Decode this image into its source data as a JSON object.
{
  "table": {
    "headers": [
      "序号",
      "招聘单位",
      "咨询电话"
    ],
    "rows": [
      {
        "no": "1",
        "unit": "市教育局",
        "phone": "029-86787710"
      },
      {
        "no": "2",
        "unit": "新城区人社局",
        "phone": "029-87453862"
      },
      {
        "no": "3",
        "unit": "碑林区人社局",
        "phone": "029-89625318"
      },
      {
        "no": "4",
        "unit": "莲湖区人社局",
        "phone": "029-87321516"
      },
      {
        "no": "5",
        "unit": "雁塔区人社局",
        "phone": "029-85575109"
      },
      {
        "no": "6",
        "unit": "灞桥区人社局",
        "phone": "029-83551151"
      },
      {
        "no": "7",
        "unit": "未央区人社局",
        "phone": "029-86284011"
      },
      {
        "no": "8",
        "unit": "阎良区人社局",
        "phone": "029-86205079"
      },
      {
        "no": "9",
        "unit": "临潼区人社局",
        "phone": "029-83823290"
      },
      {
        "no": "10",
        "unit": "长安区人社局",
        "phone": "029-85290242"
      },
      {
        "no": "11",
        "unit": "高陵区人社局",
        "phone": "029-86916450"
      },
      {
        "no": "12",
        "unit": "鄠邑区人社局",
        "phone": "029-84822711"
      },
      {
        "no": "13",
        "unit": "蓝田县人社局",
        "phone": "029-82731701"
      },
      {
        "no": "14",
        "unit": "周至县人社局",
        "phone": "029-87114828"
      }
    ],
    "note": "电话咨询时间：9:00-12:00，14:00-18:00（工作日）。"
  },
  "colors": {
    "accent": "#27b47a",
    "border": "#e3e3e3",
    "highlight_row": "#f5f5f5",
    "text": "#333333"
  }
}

YOUR TASK
Set down the listing in full, keeping every word exactly as it is.

WRITTEN RESPONSE
Decode this image into its source data as a JSON object.
{
  "table": {
    "headers": [
      "序号",
      "招聘单位",
      "咨询电话"
    ],
    "rows": [
      {
        "no": "1",
        "unit": "市教育局",
        "phone": "029-86787710"
      },
      {
        "no": "2",
        "unit": "新城区人社局",
        "phone": "029-87453862"
      },
      {
        "no": "3",
        "unit": "碑林区人社局",
        "phone": "029-89625318"
      },
      {
        "no": "4",
        "unit": "莲湖区人社局",
        "phone": "029-87321516"
      },
      {
        "no": "5",
        "unit": "雁塔区人社局",
        "phone": "029-85575109"
      },
      {
        "no": "6",
        "unit": "灞桥区人社局",
        "phone": "029-83551151"
      },
      {
        "no": "7",
        "unit": "未央区人社局",
        "phone": "029-86284011"
      },
      {
        "no": "8",
        "unit": "阎良区人社局",
        "phone": "029-86205079"
      },
      {
        "no": "9",
        "unit": "临潼区人社局",
        "phone": "029-83823290"
      },
      {
        "no": "10",
        "unit": "长安区人社局",
        "phone": "029-85290242"
      },
      {
        "no": "11",
        "unit": "高陵区人社局",
        "phone": "029-86916450"
      },
      {
        "no": "12",
        "unit": "鄠邑区人社局",
        "phone": "029-84822711"
      },
      {
        "no": "13",
        "unit": "蓝田县人社局",
        "phone": "029-82731701"
      },
      {
        "no": "14",
        "unit": "周至县人社局",
        "phone": "029-87114828"
      }
    ],
    "note": "电话咨询时间：9:00-12:00，14:00-18:00（工作日）。"
  },
  "colors": {
    "accent": "#27b47a",
    "border": "#e3e3e3",
    "highlight_row": "#f5f5f5",
    "text": "#333333"
  }
}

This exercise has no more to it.